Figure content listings

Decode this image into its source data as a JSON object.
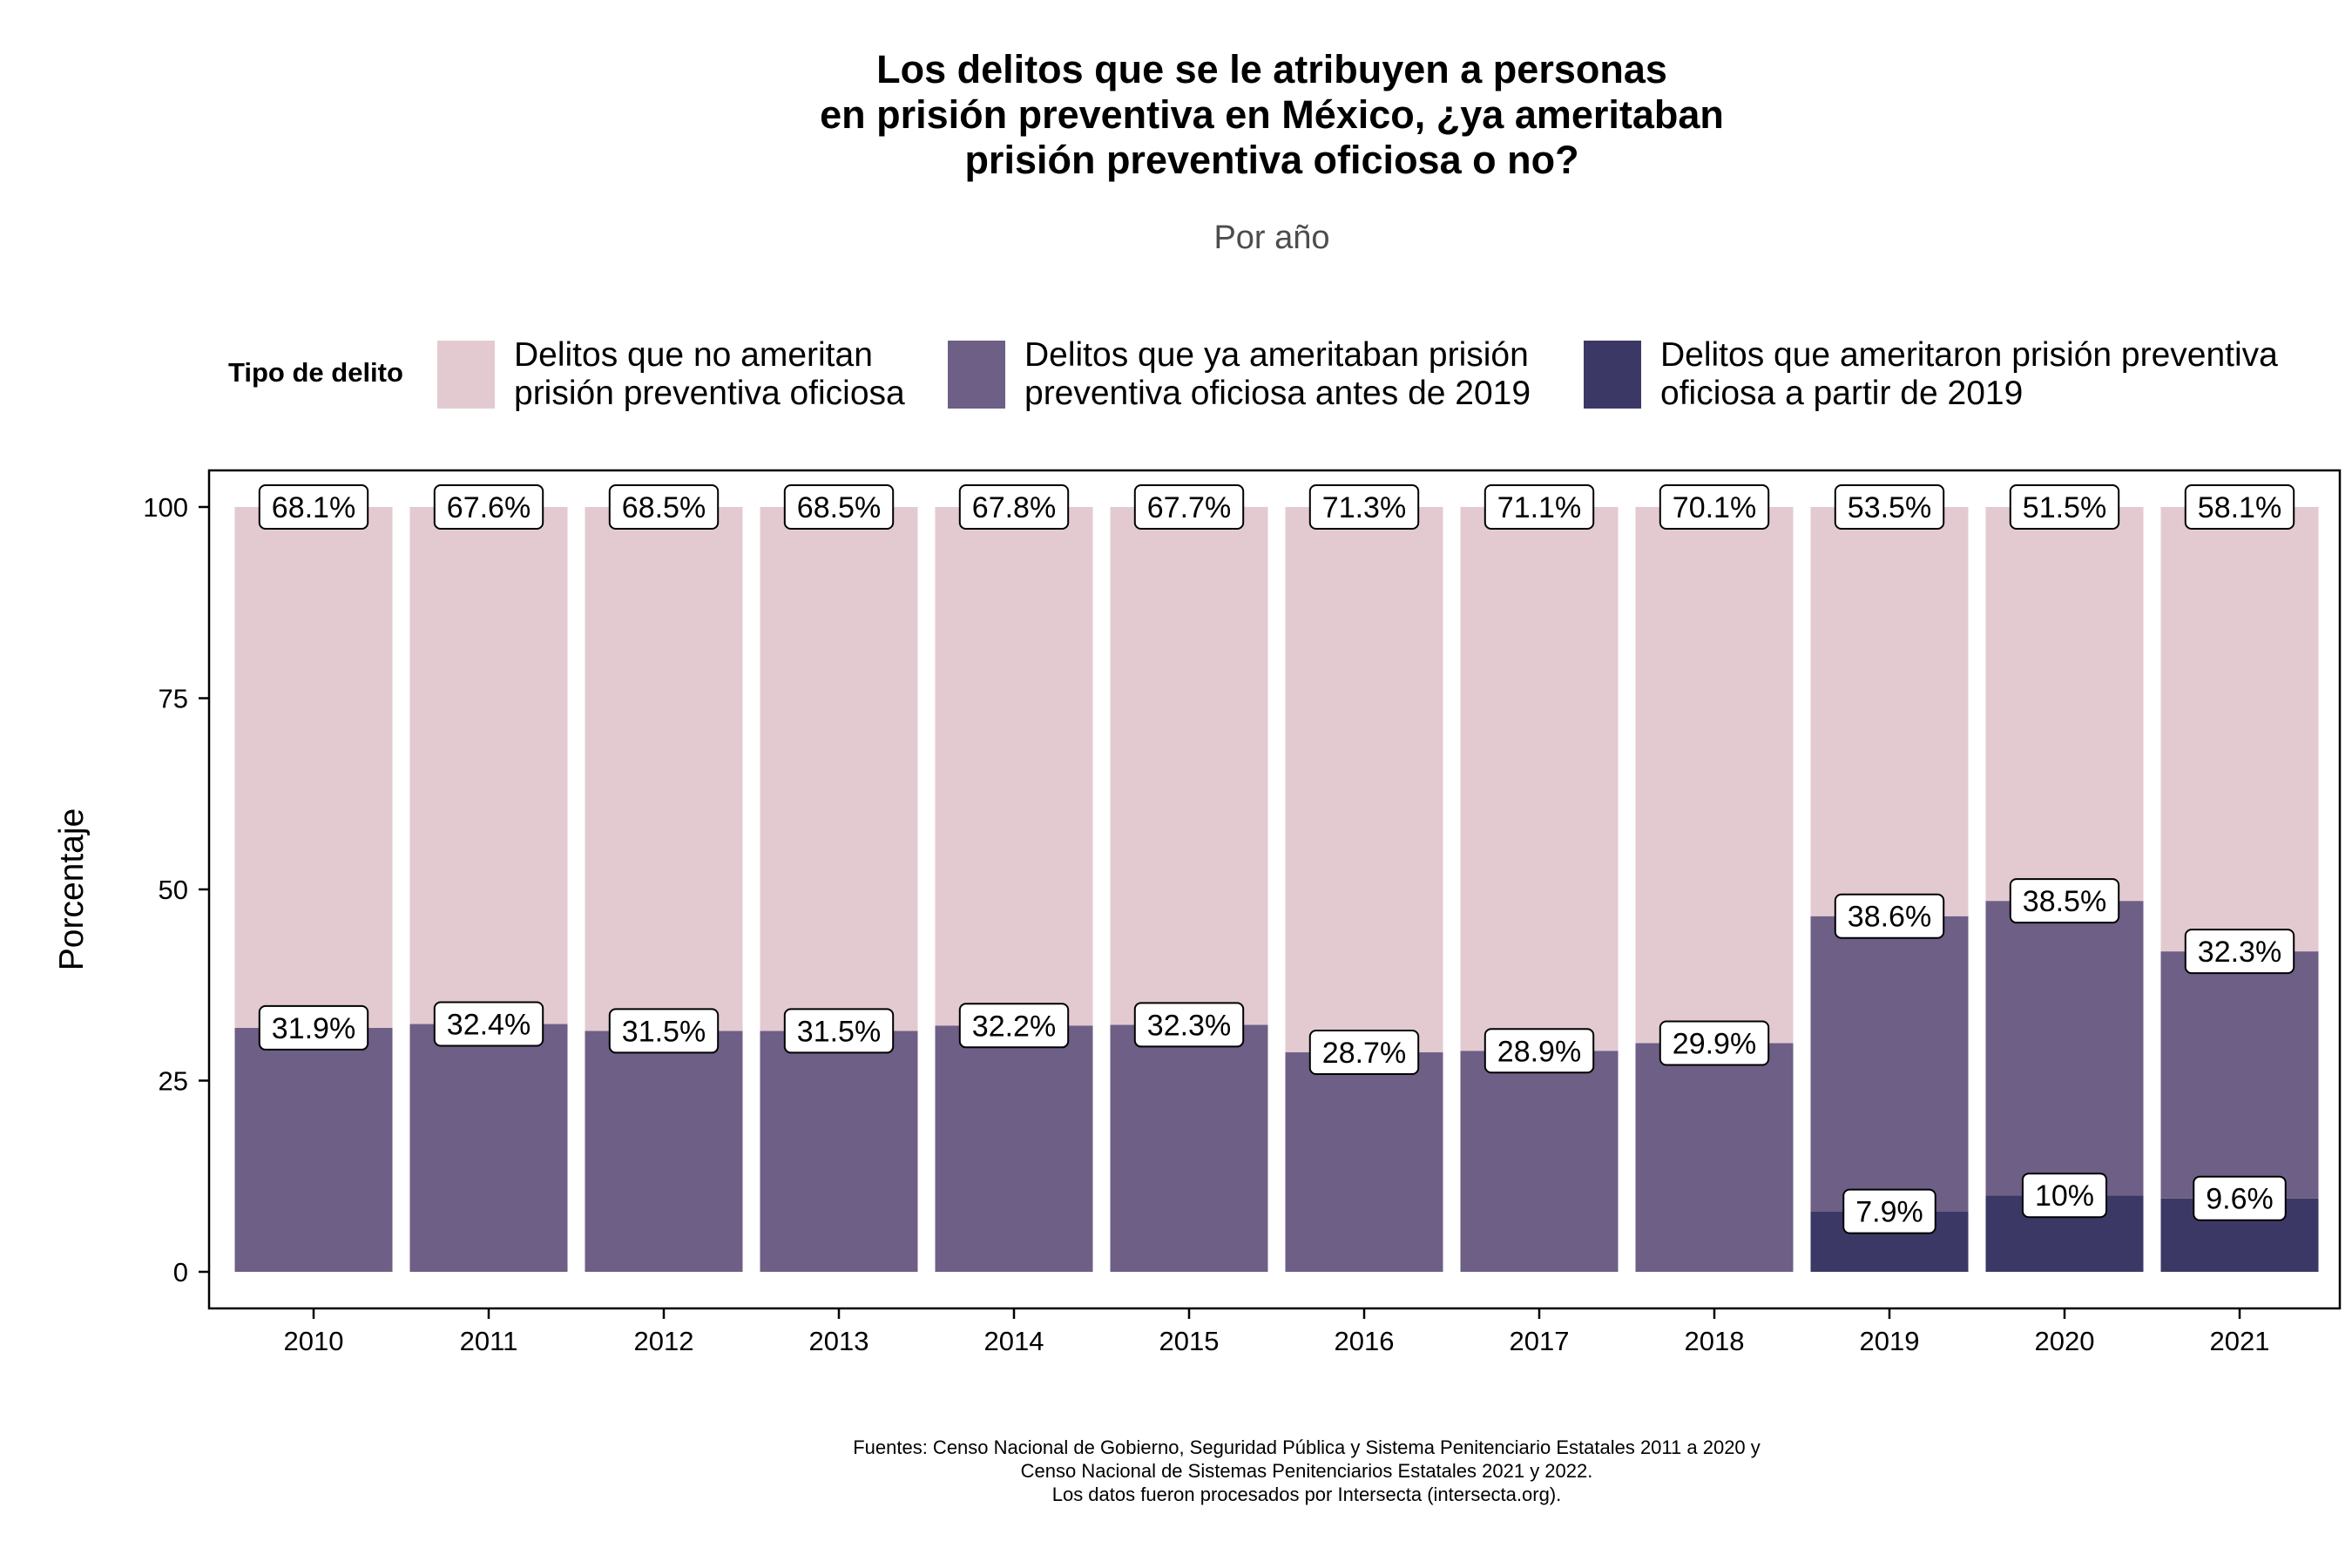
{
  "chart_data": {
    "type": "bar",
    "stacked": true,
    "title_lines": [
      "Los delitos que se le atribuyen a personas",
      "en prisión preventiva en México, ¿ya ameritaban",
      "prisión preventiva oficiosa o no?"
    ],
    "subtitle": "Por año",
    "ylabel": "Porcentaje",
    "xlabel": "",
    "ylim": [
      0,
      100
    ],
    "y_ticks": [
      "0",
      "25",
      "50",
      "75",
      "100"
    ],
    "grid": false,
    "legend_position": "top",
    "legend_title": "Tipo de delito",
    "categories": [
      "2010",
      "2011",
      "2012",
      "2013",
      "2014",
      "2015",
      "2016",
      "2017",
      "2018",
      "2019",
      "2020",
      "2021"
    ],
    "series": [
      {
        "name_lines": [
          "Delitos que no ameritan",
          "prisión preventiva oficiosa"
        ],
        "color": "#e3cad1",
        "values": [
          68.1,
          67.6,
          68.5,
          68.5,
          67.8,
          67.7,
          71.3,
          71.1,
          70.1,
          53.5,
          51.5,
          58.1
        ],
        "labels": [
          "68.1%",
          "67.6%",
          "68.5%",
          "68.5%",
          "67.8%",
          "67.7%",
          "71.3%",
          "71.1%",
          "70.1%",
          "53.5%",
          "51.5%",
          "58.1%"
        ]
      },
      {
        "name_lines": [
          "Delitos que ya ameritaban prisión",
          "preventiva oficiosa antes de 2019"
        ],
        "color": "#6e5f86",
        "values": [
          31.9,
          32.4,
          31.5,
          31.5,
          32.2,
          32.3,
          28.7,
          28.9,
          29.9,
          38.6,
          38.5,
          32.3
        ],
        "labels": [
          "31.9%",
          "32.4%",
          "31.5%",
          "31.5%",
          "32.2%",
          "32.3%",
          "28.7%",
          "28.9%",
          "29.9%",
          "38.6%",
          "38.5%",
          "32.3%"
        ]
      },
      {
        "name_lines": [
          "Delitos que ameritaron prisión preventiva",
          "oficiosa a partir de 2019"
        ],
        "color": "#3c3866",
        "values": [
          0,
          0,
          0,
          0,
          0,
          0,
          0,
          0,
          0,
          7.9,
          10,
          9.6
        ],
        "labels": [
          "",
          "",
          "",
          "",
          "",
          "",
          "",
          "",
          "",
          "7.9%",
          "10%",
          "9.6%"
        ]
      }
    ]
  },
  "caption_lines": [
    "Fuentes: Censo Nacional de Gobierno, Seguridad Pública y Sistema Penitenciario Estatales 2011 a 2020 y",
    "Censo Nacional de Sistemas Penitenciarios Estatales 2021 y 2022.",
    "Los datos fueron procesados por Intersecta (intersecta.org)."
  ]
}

==

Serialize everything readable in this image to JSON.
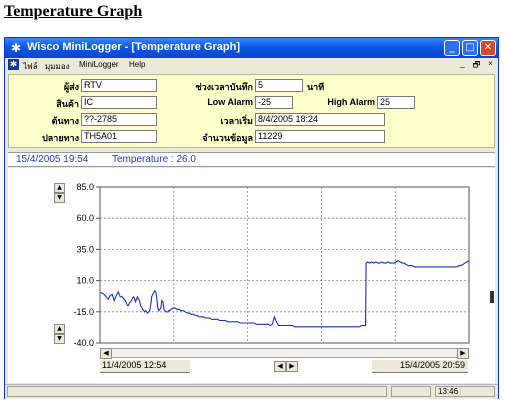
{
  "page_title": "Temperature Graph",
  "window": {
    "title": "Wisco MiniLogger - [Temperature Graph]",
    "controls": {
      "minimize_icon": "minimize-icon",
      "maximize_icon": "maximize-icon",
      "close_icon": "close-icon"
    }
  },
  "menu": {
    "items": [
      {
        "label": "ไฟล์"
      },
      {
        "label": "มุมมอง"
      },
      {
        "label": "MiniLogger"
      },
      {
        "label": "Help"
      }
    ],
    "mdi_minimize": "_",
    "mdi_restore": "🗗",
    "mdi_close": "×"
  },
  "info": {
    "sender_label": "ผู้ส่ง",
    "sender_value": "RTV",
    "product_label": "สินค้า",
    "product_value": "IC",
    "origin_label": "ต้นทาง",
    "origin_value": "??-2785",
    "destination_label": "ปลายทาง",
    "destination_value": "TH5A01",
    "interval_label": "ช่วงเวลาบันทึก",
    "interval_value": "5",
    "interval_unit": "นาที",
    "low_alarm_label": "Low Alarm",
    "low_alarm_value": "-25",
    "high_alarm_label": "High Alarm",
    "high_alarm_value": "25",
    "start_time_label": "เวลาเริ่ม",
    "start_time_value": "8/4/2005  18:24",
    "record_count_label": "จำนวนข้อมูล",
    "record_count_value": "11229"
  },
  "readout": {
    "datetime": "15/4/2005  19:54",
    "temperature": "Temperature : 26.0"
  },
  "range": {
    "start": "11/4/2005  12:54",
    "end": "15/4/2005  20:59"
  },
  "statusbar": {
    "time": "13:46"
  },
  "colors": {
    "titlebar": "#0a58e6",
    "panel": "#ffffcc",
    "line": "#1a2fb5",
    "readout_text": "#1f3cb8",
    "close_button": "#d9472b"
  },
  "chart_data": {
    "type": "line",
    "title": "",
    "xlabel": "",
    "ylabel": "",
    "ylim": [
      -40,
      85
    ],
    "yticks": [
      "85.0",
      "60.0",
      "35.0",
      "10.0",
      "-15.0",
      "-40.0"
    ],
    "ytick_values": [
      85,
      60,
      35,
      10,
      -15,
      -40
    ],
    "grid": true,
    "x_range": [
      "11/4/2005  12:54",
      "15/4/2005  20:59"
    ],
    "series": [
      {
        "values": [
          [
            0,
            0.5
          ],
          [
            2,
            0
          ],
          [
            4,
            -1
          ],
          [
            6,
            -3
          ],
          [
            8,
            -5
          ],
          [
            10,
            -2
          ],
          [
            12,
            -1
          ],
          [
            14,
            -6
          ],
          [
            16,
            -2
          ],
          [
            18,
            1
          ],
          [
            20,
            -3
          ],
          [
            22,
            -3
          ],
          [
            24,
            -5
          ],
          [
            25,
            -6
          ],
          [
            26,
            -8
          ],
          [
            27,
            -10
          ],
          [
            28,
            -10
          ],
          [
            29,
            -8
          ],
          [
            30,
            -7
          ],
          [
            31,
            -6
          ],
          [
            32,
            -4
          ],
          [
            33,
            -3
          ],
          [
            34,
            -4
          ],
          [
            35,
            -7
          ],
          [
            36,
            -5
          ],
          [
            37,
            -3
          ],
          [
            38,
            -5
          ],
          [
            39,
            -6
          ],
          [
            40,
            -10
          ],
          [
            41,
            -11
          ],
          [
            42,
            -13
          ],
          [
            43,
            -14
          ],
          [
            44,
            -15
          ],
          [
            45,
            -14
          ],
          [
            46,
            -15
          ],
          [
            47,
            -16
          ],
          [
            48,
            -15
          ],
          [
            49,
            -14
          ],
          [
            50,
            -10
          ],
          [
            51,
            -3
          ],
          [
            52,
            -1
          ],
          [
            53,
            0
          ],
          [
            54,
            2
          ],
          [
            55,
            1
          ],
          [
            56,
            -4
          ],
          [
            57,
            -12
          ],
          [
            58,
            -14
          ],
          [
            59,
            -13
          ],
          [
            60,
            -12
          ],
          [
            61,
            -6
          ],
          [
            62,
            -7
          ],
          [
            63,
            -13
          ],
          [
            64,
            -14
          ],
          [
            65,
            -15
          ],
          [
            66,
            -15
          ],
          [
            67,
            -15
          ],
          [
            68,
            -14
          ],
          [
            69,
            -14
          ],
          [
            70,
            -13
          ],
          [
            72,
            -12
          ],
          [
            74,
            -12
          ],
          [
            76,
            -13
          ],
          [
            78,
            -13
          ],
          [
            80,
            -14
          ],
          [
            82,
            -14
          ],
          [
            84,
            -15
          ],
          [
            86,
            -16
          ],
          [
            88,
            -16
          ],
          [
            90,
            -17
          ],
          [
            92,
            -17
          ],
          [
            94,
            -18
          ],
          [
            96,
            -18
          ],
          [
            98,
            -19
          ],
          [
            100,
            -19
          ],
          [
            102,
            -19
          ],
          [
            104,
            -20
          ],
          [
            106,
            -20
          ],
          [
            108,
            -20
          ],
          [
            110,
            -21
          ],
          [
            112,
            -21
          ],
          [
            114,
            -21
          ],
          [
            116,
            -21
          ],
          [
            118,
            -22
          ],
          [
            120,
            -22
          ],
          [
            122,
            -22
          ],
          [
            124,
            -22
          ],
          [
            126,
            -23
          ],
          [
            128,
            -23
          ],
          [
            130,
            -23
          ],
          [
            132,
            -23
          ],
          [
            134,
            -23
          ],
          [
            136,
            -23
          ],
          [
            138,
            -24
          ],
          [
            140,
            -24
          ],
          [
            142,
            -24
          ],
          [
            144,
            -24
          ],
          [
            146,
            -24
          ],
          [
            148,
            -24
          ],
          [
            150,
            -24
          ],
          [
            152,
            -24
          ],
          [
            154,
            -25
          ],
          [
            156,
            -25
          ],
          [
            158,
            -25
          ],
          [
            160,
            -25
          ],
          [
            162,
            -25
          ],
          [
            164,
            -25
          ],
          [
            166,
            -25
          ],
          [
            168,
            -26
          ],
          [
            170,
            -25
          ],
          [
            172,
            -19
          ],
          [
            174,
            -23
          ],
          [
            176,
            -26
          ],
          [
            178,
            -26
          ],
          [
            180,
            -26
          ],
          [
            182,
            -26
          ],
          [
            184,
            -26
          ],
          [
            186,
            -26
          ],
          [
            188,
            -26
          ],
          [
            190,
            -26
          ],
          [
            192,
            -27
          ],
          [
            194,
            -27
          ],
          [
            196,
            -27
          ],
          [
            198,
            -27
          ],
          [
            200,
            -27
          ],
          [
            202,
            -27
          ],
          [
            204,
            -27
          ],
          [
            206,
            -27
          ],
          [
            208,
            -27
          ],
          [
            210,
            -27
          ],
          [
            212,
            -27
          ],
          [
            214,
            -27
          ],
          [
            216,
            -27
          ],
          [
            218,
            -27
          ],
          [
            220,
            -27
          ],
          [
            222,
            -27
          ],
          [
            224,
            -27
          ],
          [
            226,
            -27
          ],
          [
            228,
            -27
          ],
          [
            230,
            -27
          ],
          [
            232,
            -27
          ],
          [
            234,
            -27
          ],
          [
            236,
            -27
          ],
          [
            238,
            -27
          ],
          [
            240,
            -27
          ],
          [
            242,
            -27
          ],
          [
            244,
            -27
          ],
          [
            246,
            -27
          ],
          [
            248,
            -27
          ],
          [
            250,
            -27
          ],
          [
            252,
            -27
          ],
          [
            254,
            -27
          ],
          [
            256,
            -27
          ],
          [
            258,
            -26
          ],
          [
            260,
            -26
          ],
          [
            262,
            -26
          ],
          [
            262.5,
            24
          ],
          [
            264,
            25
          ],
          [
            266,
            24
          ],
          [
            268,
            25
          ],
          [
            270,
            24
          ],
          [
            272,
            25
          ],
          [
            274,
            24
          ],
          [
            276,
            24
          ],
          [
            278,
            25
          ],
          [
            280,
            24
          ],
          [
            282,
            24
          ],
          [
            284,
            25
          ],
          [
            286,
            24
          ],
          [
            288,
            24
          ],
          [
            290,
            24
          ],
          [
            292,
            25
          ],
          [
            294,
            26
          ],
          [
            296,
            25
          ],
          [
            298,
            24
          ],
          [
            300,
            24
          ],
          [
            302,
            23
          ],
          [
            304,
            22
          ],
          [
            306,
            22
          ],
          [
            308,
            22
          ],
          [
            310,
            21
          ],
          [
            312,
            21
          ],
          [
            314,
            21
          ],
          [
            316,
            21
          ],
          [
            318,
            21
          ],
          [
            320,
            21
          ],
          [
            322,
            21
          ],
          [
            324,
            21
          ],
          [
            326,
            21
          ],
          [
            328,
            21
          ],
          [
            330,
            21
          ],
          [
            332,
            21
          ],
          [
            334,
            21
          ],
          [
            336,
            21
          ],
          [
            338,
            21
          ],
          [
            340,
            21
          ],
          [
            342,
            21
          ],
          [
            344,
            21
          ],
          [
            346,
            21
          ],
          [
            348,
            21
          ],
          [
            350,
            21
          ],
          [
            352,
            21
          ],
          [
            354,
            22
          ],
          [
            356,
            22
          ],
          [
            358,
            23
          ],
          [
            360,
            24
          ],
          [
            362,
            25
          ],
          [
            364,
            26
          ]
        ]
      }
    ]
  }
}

Problem requirements
Pull every line containing "Nacional" out of the data above.

Completed exercise
    "Fuentes: Censo Nacional de Gobierno, Seguridad Pública y Sistema Penitenciario Estatales 2011 a 2020 y",
    "Censo Nacional de Sistemas Penitenciarios Estatales 2021 y 2022.",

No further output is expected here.